■ PROBLEM TO WORK ON
Extract each line from the entries below that has the string "title" in it.

(Extracts from a graphics dataset)
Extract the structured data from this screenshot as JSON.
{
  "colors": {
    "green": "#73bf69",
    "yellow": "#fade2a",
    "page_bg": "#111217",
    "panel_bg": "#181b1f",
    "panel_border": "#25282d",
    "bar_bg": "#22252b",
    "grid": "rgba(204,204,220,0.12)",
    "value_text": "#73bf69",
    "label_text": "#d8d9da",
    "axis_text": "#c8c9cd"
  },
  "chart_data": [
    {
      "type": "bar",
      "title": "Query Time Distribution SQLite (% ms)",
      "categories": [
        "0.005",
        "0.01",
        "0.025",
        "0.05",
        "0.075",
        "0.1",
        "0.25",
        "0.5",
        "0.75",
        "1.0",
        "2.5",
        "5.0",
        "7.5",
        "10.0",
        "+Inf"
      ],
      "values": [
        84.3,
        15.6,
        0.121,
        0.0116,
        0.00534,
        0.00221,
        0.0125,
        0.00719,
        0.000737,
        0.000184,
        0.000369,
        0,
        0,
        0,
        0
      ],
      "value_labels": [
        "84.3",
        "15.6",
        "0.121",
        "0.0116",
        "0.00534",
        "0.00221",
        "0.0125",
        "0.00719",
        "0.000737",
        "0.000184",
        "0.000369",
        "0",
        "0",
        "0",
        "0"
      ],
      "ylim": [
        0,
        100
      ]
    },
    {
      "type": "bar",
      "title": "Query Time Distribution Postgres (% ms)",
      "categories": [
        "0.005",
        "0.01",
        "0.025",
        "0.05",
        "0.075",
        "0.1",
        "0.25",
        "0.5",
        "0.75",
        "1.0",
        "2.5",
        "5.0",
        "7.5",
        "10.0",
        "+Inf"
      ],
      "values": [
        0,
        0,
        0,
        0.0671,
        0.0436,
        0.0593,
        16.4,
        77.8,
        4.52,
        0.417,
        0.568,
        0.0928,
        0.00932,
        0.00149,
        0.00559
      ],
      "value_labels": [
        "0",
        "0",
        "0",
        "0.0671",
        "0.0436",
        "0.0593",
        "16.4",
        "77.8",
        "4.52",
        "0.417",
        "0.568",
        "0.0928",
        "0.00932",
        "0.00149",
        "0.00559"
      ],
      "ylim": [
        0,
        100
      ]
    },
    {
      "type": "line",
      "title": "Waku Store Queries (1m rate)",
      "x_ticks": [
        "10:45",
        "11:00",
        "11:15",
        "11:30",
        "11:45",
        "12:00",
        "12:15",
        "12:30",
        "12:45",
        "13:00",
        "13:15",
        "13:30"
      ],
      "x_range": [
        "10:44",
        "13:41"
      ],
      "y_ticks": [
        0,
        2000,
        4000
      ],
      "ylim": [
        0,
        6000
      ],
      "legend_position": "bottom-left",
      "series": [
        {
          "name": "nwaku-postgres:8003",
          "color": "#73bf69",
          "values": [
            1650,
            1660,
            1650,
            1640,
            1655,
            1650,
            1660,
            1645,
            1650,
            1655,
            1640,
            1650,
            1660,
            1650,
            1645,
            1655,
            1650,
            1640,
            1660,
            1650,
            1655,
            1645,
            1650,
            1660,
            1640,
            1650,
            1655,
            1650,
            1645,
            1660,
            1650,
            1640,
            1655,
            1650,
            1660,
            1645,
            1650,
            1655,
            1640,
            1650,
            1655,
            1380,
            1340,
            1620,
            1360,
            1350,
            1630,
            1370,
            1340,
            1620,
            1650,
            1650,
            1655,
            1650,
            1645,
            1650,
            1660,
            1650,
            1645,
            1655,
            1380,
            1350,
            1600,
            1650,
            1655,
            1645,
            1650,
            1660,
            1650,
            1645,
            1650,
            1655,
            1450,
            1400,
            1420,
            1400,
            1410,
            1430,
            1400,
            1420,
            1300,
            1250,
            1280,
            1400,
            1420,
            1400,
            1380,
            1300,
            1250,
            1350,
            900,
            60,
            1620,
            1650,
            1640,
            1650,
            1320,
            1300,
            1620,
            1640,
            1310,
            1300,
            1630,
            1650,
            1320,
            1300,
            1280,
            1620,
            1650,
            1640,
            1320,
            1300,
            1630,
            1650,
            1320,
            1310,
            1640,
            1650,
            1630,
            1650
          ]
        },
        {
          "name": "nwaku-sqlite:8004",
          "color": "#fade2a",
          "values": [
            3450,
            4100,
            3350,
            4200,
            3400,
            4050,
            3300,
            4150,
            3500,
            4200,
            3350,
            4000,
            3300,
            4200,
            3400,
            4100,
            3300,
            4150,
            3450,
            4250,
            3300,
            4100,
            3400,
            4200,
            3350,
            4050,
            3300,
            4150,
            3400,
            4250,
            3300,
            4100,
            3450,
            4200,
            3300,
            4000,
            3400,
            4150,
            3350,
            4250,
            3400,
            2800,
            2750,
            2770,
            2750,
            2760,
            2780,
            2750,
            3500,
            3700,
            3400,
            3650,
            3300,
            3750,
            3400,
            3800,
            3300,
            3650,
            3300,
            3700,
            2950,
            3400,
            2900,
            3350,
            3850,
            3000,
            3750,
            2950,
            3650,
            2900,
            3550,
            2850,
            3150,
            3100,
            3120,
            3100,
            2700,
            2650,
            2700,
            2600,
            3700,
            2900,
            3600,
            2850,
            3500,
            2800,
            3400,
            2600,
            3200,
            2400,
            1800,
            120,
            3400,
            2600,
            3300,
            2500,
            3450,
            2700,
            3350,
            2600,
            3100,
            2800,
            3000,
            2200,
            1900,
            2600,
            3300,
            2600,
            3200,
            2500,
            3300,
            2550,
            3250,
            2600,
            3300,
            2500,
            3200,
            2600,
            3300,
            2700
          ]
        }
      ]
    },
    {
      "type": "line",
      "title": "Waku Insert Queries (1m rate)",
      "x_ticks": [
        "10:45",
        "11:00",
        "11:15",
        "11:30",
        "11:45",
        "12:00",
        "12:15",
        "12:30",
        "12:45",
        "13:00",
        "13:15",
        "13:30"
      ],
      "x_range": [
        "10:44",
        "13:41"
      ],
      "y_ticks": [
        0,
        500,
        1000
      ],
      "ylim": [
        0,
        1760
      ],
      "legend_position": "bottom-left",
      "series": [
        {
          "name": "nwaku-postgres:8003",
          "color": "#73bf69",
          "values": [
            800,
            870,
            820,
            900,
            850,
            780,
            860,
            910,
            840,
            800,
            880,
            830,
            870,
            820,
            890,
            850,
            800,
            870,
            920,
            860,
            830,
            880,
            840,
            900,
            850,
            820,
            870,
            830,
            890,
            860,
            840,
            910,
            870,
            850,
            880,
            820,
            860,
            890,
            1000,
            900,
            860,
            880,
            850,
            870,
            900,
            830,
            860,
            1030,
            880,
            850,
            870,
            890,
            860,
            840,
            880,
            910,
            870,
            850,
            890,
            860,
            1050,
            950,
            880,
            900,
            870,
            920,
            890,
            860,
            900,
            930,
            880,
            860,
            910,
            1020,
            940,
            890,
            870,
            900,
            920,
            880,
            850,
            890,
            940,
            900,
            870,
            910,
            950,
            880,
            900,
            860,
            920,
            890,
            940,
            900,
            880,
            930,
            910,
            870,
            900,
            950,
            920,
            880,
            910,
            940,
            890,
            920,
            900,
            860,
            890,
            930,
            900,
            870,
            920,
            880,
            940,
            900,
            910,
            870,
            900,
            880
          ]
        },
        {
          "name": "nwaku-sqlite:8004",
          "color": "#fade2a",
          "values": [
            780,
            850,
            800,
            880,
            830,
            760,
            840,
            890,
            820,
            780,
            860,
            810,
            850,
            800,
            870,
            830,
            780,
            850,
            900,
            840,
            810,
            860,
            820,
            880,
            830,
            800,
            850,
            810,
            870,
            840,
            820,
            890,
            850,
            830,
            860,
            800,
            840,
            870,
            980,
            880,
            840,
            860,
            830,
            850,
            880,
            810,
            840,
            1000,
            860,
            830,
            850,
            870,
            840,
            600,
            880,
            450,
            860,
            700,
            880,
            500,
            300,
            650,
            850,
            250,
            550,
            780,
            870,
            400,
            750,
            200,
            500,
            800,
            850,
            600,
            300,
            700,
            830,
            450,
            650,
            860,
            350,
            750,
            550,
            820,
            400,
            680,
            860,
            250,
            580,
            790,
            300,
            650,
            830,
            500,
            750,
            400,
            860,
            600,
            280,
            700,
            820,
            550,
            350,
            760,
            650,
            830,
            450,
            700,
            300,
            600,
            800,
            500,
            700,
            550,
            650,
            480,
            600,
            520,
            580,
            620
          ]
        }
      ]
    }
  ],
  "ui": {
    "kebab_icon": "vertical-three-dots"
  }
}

■ WRITTEN RESPONSE
      "title": "Query Time Distribution SQLite (% ms)",
      "title": "Query Time Distribution Postgres (% ms)",
      "title": "Waku Store Queries (1m rate)",
      "title": "Waku Insert Queries (1m rate)",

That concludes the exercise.